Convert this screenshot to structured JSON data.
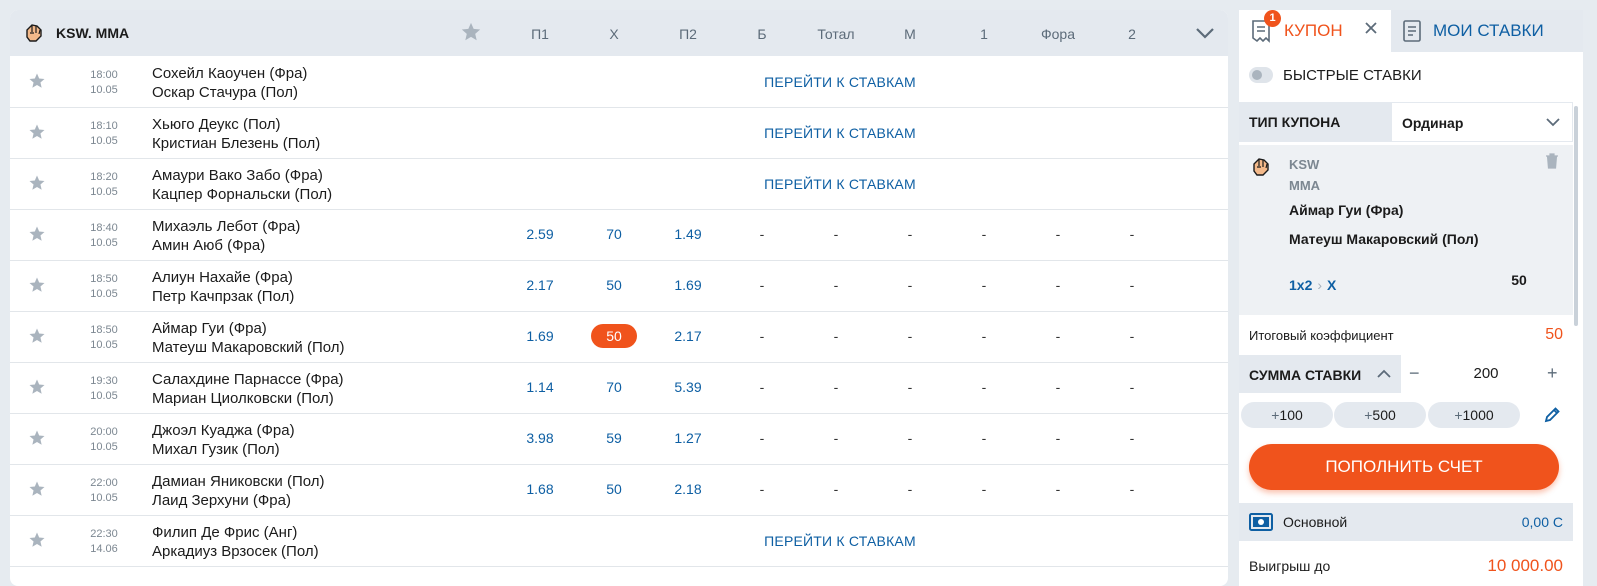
{
  "header": {
    "league": "KSW. MMA",
    "columns": [
      "П1",
      "Х",
      "П2",
      "Б",
      "Тотал",
      "М",
      "1",
      "Фора",
      "2"
    ]
  },
  "events": [
    {
      "time": "18:00",
      "date": "10.05",
      "team1": "Сохейл Каоучен (Фра)",
      "team2": "Оскар Стачура (Пол)",
      "link": "ПЕРЕЙТИ К СТАВКАМ"
    },
    {
      "time": "18:10",
      "date": "10.05",
      "team1": "Хьюго Деукс (Пол)",
      "team2": "Кристиан Блезень (Пол)",
      "link": "ПЕРЕЙТИ К СТАВКАМ"
    },
    {
      "time": "18:20",
      "date": "10.05",
      "team1": "Амаури Вако Забо (Фра)",
      "team2": "Кацпер Форнальски (Пол)",
      "link": "ПЕРЕЙТИ К СТАВКАМ"
    },
    {
      "time": "18:40",
      "date": "10.05",
      "team1": "Михаэль Лебот (Фра)",
      "team2": "Амин Аюб (Фра)",
      "odds": [
        "2.59",
        "70",
        "1.49",
        "-",
        "-",
        "-",
        "-",
        "-",
        "-"
      ]
    },
    {
      "time": "18:50",
      "date": "10.05",
      "team1": "Алиун Нахайе (Фра)",
      "team2": "Петр Качпрзак (Пол)",
      "odds": [
        "2.17",
        "50",
        "1.69",
        "-",
        "-",
        "-",
        "-",
        "-",
        "-"
      ]
    },
    {
      "time": "18:50",
      "date": "10.05",
      "team1": "Аймар Гуи (Фра)",
      "team2": "Матеуш Макаровский (Пол)",
      "odds": [
        "1.69",
        "50",
        "2.17",
        "-",
        "-",
        "-",
        "-",
        "-",
        "-"
      ],
      "selected_col": 1
    },
    {
      "time": "19:30",
      "date": "10.05",
      "team1": "Салахдине Парнассе (Фра)",
      "team2": "Мариан Циолковски (Пол)",
      "odds": [
        "1.14",
        "70",
        "5.39",
        "-",
        "-",
        "-",
        "-",
        "-",
        "-"
      ]
    },
    {
      "time": "20:00",
      "date": "10.05",
      "team1": "Джоэл Куаджа (Фра)",
      "team2": "Михал Гузик (Пол)",
      "odds": [
        "3.98",
        "59",
        "1.27",
        "-",
        "-",
        "-",
        "-",
        "-",
        "-"
      ]
    },
    {
      "time": "22:00",
      "date": "10.05",
      "team1": "Дамиан Яниковски (Пол)",
      "team2": "Лаид Зерхуни (Фра)",
      "odds": [
        "1.68",
        "50",
        "2.18",
        "-",
        "-",
        "-",
        "-",
        "-",
        "-"
      ]
    },
    {
      "time": "22:30",
      "date": "14.06",
      "team1": "Филип Де Фрис (Анг)",
      "team2": "Аркадиуз Врзосек (Пол)",
      "link": "ПЕРЕЙТИ К СТАВКАМ"
    }
  ],
  "coupon": {
    "tab_coupon": "КУПОН",
    "badge": "1",
    "tab_bets": "МОИ СТАВКИ",
    "quick_bets": "БЫСТРЫЕ СТАВКИ",
    "coupon_type_label": "ТИП КУПОНА",
    "coupon_type_value": "Ординар",
    "bet": {
      "league_line1": "KSW",
      "league_line2": "MMA",
      "team1": "Аймар Гуи (Фра)",
      "team2": "Матеуш Макаровский (Пол)",
      "market": "1x2",
      "separator": "›",
      "outcome": "Х",
      "odd": "50"
    },
    "total_label": "Итоговый коэффициент",
    "total_value": "50",
    "amount_label": "СУММА СТАВКИ",
    "minus": "−",
    "amount_value": "200",
    "plus": "+",
    "quick_add": [
      "100",
      "500",
      "1000"
    ],
    "quick_add_prefix": "+",
    "topup": "ПОПОЛНИТЬ СЧЕТ",
    "account_label": "Основной",
    "account_value": "0,00 С",
    "win_label": "Выигрыш до",
    "win_value": "10 000.00"
  },
  "colors": {
    "accent": "#f0531c",
    "link": "#0e5fa3",
    "header_bg": "#e4e9ef"
  }
}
^^^^^^^^^^^^^^^^
# Task to complete
Without the pictures, write out all of the material exactly.

# Answer below
Convert this screenshot to structured JSON data.
{
  "header": {
    "league": "KSW. MMA",
    "columns": [
      "П1",
      "Х",
      "П2",
      "Б",
      "Тотал",
      "М",
      "1",
      "Фора",
      "2"
    ]
  },
  "events": [
    {
      "time": "18:00",
      "date": "10.05",
      "team1": "Сохейл Каоучен (Фра)",
      "team2": "Оскар Стачура (Пол)",
      "link": "ПЕРЕЙТИ К СТАВКАМ"
    },
    {
      "time": "18:10",
      "date": "10.05",
      "team1": "Хьюго Деукс (Пол)",
      "team2": "Кристиан Блезень (Пол)",
      "link": "ПЕРЕЙТИ К СТАВКАМ"
    },
    {
      "time": "18:20",
      "date": "10.05",
      "team1": "Амаури Вако Забо (Фра)",
      "team2": "Кацпер Форнальски (Пол)",
      "link": "ПЕРЕЙТИ К СТАВКАМ"
    },
    {
      "time": "18:40",
      "date": "10.05",
      "team1": "Михаэль Лебот (Фра)",
      "team2": "Амин Аюб (Фра)",
      "odds": [
        "2.59",
        "70",
        "1.49",
        "-",
        "-",
        "-",
        "-",
        "-",
        "-"
      ]
    },
    {
      "time": "18:50",
      "date": "10.05",
      "team1": "Алиун Нахайе (Фра)",
      "team2": "Петр Качпрзак (Пол)",
      "odds": [
        "2.17",
        "50",
        "1.69",
        "-",
        "-",
        "-",
        "-",
        "-",
        "-"
      ]
    },
    {
      "time": "18:50",
      "date": "10.05",
      "team1": "Аймар Гуи (Фра)",
      "team2": "Матеуш Макаровский (Пол)",
      "odds": [
        "1.69",
        "50",
        "2.17",
        "-",
        "-",
        "-",
        "-",
        "-",
        "-"
      ],
      "selected_col": 1
    },
    {
      "time": "19:30",
      "date": "10.05",
      "team1": "Салахдине Парнассе (Фра)",
      "team2": "Мариан Циолковски (Пол)",
      "odds": [
        "1.14",
        "70",
        "5.39",
        "-",
        "-",
        "-",
        "-",
        "-",
        "-"
      ]
    },
    {
      "time": "20:00",
      "date": "10.05",
      "team1": "Джоэл Куаджа (Фра)",
      "team2": "Михал Гузик (Пол)",
      "odds": [
        "3.98",
        "59",
        "1.27",
        "-",
        "-",
        "-",
        "-",
        "-",
        "-"
      ]
    },
    {
      "time": "22:00",
      "date": "10.05",
      "team1": "Дамиан Яниковски (Пол)",
      "team2": "Лаид Зерхуни (Фра)",
      "odds": [
        "1.68",
        "50",
        "2.18",
        "-",
        "-",
        "-",
        "-",
        "-",
        "-"
      ]
    },
    {
      "time": "22:30",
      "date": "14.06",
      "team1": "Филип Де Фрис (Анг)",
      "team2": "Аркадиуз Врзосек (Пол)",
      "link": "ПЕРЕЙТИ К СТАВКАМ"
    }
  ],
  "coupon": {
    "tab_coupon": "КУПОН",
    "badge": "1",
    "tab_bets": "МОИ СТАВКИ",
    "quick_bets": "БЫСТРЫЕ СТАВКИ",
    "coupon_type_label": "ТИП КУПОНА",
    "coupon_type_value": "Ординар",
    "bet": {
      "league_line1": "KSW",
      "league_line2": "MMA",
      "team1": "Аймар Гуи (Фра)",
      "team2": "Матеуш Макаровский (Пол)",
      "market": "1x2",
      "separator": "›",
      "outcome": "Х",
      "odd": "50"
    },
    "total_label": "Итоговый коэффициент",
    "total_value": "50",
    "amount_label": "СУММА СТАВКИ",
    "minus": "−",
    "amount_value": "200",
    "plus": "+",
    "quick_add": [
      "100",
      "500",
      "1000"
    ],
    "quick_add_prefix": "+",
    "topup": "ПОПОЛНИТЬ СЧЕТ",
    "account_label": "Основной",
    "account_value": "0,00 С",
    "win_label": "Выигрыш до",
    "win_value": "10 000.00"
  },
  "colors": {
    "accent": "#f0531c",
    "link": "#0e5fa3",
    "header_bg": "#e4e9ef"
  }
}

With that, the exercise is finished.